**WRITTEN TASK:**
Beginning with the line containing "Convert this document image to plain text." and ending with the last line, repeat the records exactly.

** BEGIN ENTRIES SUPPLIED **

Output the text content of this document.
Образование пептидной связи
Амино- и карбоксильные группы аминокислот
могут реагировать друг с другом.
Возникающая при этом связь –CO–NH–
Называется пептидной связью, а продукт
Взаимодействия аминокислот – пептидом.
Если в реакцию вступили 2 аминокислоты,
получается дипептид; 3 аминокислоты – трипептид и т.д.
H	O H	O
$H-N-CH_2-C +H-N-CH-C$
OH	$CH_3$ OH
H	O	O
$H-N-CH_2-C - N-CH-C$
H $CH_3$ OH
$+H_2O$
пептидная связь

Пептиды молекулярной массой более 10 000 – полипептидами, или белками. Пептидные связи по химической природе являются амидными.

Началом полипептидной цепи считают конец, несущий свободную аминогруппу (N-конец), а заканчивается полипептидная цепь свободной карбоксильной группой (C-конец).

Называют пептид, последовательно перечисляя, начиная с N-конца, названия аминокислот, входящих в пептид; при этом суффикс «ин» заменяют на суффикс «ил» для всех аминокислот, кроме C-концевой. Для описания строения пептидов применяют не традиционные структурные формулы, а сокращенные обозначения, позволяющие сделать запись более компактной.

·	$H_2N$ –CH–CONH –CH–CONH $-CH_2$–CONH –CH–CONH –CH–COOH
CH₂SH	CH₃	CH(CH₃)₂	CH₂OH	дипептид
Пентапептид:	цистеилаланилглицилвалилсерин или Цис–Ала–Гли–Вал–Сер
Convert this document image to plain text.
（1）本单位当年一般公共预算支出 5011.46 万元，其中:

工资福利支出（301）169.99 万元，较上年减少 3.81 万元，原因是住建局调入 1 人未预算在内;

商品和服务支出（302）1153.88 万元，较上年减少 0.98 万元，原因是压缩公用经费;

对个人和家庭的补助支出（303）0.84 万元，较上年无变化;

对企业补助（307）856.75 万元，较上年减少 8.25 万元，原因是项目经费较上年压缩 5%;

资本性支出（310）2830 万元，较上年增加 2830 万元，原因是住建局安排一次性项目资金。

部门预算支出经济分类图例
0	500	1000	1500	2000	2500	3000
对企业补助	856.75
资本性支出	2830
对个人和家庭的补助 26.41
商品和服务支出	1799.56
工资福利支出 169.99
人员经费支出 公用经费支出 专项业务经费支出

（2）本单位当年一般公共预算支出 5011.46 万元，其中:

** END ENTRIES SUPPLIED **

**SOLUTION FOR THIS TASK:**
Convert this document image to plain text.
（1）本单位当年一般公共预算支出 5011.46 万元，其中:

工资福利支出（301）169.99 万元，较上年减少 3.81 万元，原因是住建局调入 1 人未预算在内;

商品和服务支出（302）1153.88 万元，较上年减少 0.98 万元，原因是压缩公用经费;

对个人和家庭的补助支出（303）0.84 万元，较上年无变化;

对企业补助（307）856.75 万元，较上年减少 8.25 万元，原因是项目经费较上年压缩 5%;

资本性支出（310）2830 万元，较上年增加 2830 万元，原因是住建局安排一次性项目资金。

部门预算支出经济分类图例
0	500	1000	1500	2000	2500	3000
对企业补助	856.75
资本性支出	2830
对个人和家庭的补助 26.41
商品和服务支出	1799.56
工资福利支出 169.99
人员经费支出 公用经费支出 专项业务经费支出

（2）本单位当年一般公共预算支出 5011.46 万元，其中:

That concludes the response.